Saved data entries:
** start **
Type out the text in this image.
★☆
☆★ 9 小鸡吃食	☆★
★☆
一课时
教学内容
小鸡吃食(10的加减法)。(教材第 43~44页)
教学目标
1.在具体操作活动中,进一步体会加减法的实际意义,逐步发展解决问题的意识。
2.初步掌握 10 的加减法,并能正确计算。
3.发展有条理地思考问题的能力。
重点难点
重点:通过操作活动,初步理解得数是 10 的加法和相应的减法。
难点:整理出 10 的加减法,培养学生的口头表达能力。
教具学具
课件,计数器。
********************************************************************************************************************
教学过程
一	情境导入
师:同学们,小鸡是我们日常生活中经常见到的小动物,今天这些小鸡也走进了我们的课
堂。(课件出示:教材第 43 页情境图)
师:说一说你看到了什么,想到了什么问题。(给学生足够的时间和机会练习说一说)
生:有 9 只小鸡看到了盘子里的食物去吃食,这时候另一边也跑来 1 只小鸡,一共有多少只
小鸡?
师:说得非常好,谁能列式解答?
** end **
** start **
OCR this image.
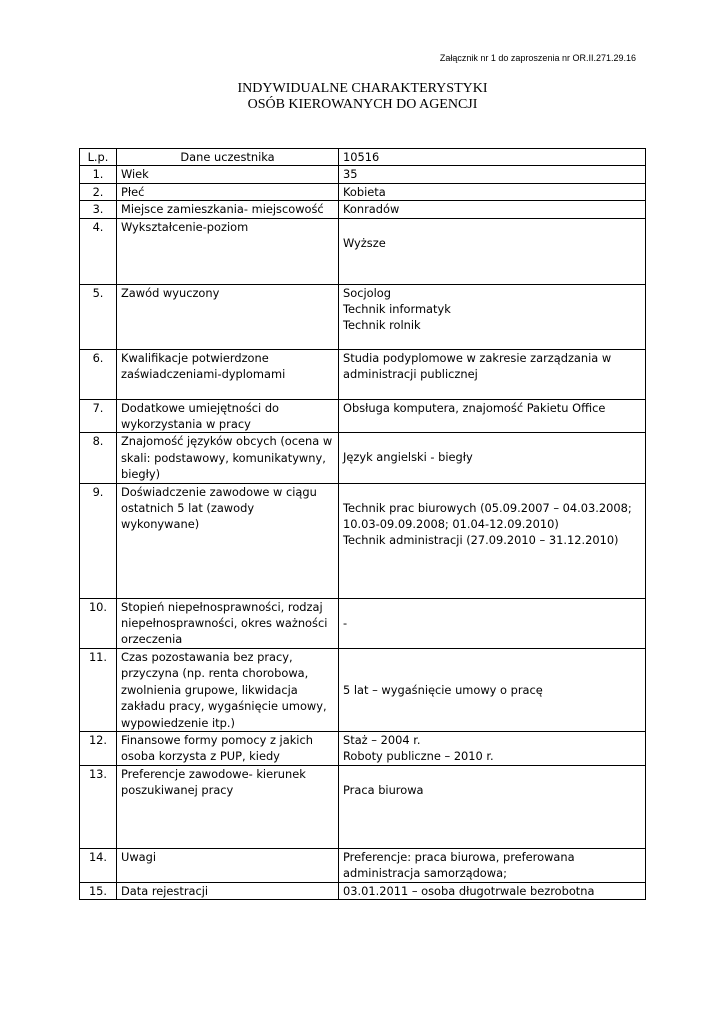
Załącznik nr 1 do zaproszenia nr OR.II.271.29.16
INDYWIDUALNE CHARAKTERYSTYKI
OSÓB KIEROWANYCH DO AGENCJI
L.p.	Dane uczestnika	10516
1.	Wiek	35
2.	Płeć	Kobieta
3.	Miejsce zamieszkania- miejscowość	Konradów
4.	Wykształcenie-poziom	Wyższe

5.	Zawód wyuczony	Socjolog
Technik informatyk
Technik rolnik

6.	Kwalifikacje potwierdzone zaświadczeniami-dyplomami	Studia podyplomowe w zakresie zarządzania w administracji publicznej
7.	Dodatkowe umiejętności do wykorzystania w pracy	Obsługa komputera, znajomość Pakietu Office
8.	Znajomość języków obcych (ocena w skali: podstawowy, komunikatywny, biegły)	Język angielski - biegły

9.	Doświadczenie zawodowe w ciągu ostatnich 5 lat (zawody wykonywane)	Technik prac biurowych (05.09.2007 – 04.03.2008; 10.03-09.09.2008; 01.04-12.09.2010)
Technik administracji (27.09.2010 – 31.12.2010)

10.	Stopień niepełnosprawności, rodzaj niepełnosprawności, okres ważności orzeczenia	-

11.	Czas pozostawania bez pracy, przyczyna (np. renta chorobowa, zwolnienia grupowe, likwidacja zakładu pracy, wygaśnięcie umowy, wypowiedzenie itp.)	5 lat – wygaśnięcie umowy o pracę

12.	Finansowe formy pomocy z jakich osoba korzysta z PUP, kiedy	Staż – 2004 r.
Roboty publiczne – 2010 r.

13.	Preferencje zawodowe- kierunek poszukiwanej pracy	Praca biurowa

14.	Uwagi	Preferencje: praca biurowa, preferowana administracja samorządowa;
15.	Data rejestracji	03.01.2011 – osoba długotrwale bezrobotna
** end **
**Given problem**
Copy and report every line where the word "pracy" is present.

**Written solution**
7.	Dodatkowe umiejętności do wykorzystania w pracy	Obsługa komputera, znajomość Pakietu Office
11.	Czas pozostawania bez pracy, przyczyna (np. renta chorobowa, zwolnienia grupowe, likwidacja zakładu pracy, wygaśnięcie umowy, wypowiedzenie itp.)	5 lat – wygaśnięcie umowy o pracę
13.	Preferencje zawodowe- kierunek poszukiwanej pracy	Praca biurowa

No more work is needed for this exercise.